• **Exercise**
Copy out all the entries word for word.
━━━━
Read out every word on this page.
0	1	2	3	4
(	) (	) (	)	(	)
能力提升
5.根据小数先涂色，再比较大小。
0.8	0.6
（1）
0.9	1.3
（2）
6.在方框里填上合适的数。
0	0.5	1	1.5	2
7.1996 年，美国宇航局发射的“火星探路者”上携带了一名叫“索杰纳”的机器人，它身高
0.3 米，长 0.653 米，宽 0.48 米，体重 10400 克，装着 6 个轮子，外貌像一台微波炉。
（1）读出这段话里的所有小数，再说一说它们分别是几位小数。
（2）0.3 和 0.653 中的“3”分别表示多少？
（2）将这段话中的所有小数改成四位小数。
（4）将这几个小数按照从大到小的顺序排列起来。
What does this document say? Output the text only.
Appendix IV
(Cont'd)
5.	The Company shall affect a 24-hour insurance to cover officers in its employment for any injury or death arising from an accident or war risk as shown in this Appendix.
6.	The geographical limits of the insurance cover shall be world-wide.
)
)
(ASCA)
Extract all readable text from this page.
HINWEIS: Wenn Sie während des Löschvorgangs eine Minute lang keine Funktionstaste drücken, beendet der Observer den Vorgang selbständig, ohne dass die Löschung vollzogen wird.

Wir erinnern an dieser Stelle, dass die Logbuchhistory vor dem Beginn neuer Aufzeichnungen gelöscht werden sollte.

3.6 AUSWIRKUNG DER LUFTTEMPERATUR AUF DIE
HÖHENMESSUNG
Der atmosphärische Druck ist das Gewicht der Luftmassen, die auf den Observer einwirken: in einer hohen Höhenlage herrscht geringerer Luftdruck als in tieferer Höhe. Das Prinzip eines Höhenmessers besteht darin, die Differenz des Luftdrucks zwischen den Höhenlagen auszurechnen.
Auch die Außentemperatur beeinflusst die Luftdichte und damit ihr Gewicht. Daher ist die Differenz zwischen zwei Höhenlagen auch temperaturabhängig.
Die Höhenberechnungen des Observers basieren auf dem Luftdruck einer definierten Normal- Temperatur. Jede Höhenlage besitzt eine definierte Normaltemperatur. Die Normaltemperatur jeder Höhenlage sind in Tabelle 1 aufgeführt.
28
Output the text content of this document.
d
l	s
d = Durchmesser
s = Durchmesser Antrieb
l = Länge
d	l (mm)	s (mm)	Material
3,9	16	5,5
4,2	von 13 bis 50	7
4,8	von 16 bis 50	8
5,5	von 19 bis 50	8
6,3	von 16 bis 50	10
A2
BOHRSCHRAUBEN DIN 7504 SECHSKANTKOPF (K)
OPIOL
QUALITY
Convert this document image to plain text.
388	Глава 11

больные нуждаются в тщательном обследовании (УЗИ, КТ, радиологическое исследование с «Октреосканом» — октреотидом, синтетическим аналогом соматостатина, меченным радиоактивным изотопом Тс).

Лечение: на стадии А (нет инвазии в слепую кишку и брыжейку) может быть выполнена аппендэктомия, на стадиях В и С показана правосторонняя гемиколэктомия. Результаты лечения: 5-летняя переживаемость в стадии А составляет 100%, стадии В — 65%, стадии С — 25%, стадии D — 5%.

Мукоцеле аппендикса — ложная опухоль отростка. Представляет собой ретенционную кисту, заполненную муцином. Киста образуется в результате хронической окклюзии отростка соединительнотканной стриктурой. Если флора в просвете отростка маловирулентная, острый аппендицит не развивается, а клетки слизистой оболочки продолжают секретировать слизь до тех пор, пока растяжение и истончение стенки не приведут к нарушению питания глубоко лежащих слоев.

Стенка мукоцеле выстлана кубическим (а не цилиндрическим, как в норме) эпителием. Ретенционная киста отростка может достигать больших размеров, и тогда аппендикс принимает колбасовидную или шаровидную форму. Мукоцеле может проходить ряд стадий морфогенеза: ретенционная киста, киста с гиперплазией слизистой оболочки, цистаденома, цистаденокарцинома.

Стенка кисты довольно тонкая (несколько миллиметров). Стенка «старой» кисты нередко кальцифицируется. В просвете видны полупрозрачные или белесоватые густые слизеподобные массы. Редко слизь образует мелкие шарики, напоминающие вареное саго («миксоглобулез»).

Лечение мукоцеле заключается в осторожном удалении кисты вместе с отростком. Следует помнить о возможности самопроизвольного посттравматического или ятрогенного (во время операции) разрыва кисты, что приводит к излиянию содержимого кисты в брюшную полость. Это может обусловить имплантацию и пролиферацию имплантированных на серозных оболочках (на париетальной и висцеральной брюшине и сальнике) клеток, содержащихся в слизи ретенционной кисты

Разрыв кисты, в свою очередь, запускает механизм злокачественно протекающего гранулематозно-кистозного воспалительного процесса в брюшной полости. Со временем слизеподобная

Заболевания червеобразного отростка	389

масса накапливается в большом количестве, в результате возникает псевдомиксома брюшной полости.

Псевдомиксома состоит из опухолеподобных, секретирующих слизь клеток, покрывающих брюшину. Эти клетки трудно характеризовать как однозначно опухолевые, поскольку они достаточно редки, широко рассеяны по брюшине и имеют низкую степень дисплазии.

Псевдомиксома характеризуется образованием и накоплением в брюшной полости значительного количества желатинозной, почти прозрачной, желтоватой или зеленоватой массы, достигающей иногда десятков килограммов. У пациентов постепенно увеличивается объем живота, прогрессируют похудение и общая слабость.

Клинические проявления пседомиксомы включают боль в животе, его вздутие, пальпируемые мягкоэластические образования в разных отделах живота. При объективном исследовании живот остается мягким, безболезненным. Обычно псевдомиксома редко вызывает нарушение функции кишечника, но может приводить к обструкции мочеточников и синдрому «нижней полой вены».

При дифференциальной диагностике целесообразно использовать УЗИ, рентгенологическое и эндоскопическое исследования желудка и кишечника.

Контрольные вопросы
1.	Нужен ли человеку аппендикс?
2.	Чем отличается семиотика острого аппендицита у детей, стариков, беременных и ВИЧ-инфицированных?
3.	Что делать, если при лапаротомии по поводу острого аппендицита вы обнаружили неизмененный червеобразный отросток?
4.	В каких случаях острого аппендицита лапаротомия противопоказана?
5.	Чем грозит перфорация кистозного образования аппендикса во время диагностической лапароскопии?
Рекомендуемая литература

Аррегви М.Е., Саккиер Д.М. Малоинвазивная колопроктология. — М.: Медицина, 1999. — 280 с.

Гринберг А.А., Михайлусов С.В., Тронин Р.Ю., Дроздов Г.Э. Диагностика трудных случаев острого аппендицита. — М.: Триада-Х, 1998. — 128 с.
━━━━
• **Output for this task**
Read out every word on this page.
0	1	2	3	4
(	) (	) (	)	(	)
能力提升
5.根据小数先涂色，再比较大小。
0.8	0.6
（1）
0.9	1.3
（2）
6.在方框里填上合适的数。
0	0.5	1	1.5	2
7.1996 年，美国宇航局发射的“火星探路者”上携带了一名叫“索杰纳”的机器人，它身高
0.3 米，长 0.653 米，宽 0.48 米，体重 10400 克，装着 6 个轮子，外貌像一台微波炉。
（1）读出这段话里的所有小数，再说一说它们分别是几位小数。
（2）0.3 和 0.653 中的“3”分别表示多少？
（2）将这段话中的所有小数改成四位小数。
（4）将这几个小数按照从大到小的顺序排列起来。
What does this document say? Output the text only.
Appendix IV
(Cont'd)
5.	The Company shall affect a 24-hour insurance to cover officers in its employment for any injury or death arising from an accident or war risk as shown in this Appendix.
6.	The geographical limits of the insurance cover shall be world-wide.
)
)
(ASCA)
Extract all readable text from this page.
HINWEIS: Wenn Sie während des Löschvorgangs eine Minute lang keine Funktionstaste drücken, beendet der Observer den Vorgang selbständig, ohne dass die Löschung vollzogen wird.

Wir erinnern an dieser Stelle, dass die Logbuchhistory vor dem Beginn neuer Aufzeichnungen gelöscht werden sollte.

3.6 AUSWIRKUNG DER LUFTTEMPERATUR AUF DIE
HÖHENMESSUNG
Der atmosphärische Druck ist das Gewicht der Luftmassen, die auf den Observer einwirken: in einer hohen Höhenlage herrscht geringerer Luftdruck als in tieferer Höhe. Das Prinzip eines Höhenmessers besteht darin, die Differenz des Luftdrucks zwischen den Höhenlagen auszurechnen.
Auch die Außentemperatur beeinflusst die Luftdichte und damit ihr Gewicht. Daher ist die Differenz zwischen zwei Höhenlagen auch temperaturabhängig.
Die Höhenberechnungen des Observers basieren auf dem Luftdruck einer definierten Normal- Temperatur. Jede Höhenlage besitzt eine definierte Normaltemperatur. Die Normaltemperatur jeder Höhenlage sind in Tabelle 1 aufgeführt.
28
Output the text content of this document.
d
l	s
d = Durchmesser
s = Durchmesser Antrieb
l = Länge
d	l (mm)	s (mm)	Material
3,9	16	5,5
4,2	von 13 bis 50	7
4,8	von 16 bis 50	8
5,5	von 19 bis 50	8
6,3	von 16 bis 50	10
A2
BOHRSCHRAUBEN DIN 7504 SECHSKANTKOPF (K)
OPIOL
QUALITY
Convert this document image to plain text.
388	Глава 11

больные нуждаются в тщательном обследовании (УЗИ, КТ, радиологическое исследование с «Октреосканом» — октреотидом, синтетическим аналогом соматостатина, меченным радиоактивным изотопом Тс).

Лечение: на стадии А (нет инвазии в слепую кишку и брыжейку) может быть выполнена аппендэктомия, на стадиях В и С показана правосторонняя гемиколэктомия. Результаты лечения: 5-летняя переживаемость в стадии А составляет 100%, стадии В — 65%, стадии С — 25%, стадии D — 5%.

Мукоцеле аппендикса — ложная опухоль отростка. Представляет собой ретенционную кисту, заполненную муцином. Киста образуется в результате хронической окклюзии отростка соединительнотканной стриктурой. Если флора в просвете отростка маловирулентная, острый аппендицит не развивается, а клетки слизистой оболочки продолжают секретировать слизь до тех пор, пока растяжение и истончение стенки не приведут к нарушению питания глубоко лежащих слоев.

Стенка мукоцеле выстлана кубическим (а не цилиндрическим, как в норме) эпителием. Ретенционная киста отростка может достигать больших размеров, и тогда аппендикс принимает колбасовидную или шаровидную форму. Мукоцеле может проходить ряд стадий морфогенеза: ретенционная киста, киста с гиперплазией слизистой оболочки, цистаденома, цистаденокарцинома.

Стенка кисты довольно тонкая (несколько миллиметров). Стенка «старой» кисты нередко кальцифицируется. В просвете видны полупрозрачные или белесоватые густые слизеподобные массы. Редко слизь образует мелкие шарики, напоминающие вареное саго («миксоглобулез»).

Лечение мукоцеле заключается в осторожном удалении кисты вместе с отростком. Следует помнить о возможности самопроизвольного посттравматического или ятрогенного (во время операции) разрыва кисты, что приводит к излиянию содержимого кисты в брюшную полость. Это может обусловить имплантацию и пролиферацию имплантированных на серозных оболочках (на париетальной и висцеральной брюшине и сальнике) клеток, содержащихся в слизи ретенционной кисты

Разрыв кисты, в свою очередь, запускает механизм злокачественно протекающего гранулематозно-кистозного воспалительного процесса в брюшной полости. Со временем слизеподобная

Заболевания червеобразного отростка	389

масса накапливается в большом количестве, в результате возникает псевдомиксома брюшной полости.

Псевдомиксома состоит из опухолеподобных, секретирующих слизь клеток, покрывающих брюшину. Эти клетки трудно характеризовать как однозначно опухолевые, поскольку они достаточно редки, широко рассеяны по брюшине и имеют низкую степень дисплазии.

Псевдомиксома характеризуется образованием и накоплением в брюшной полости значительного количества желатинозной, почти прозрачной, желтоватой или зеленоватой массы, достигающей иногда десятков килограммов. У пациентов постепенно увеличивается объем живота, прогрессируют похудение и общая слабость.

Клинические проявления пседомиксомы включают боль в животе, его вздутие, пальпируемые мягкоэластические образования в разных отделах живота. При объективном исследовании живот остается мягким, безболезненным. Обычно псевдомиксома редко вызывает нарушение функции кишечника, но может приводить к обструкции мочеточников и синдрому «нижней полой вены».

При дифференциальной диагностике целесообразно использовать УЗИ, рентгенологическое и эндоскопическое исследования желудка и кишечника.

Контрольные вопросы
1.	Нужен ли человеку аппендикс?
2.	Чем отличается семиотика острого аппендицита у детей, стариков, беременных и ВИЧ-инфицированных?
3.	Что делать, если при лапаротомии по поводу острого аппендицита вы обнаружили неизмененный червеобразный отросток?
4.	В каких случаях острого аппендицита лапаротомия противопоказана?
5.	Чем грозит перфорация кистозного образования аппендикса во время диагностической лапароскопии?
Рекомендуемая литература

Аррегви М.Е., Саккиер Д.М. Малоинвазивная колопроктология. — М.: Медицина, 1999. — 280 с.

Гринберг А.А., Михайлусов С.В., Тронин Р.Ю., Дроздов Г.Э. Диагностика трудных случаев острого аппендицита. — М.: Триада-Х, 1998. — 128 с.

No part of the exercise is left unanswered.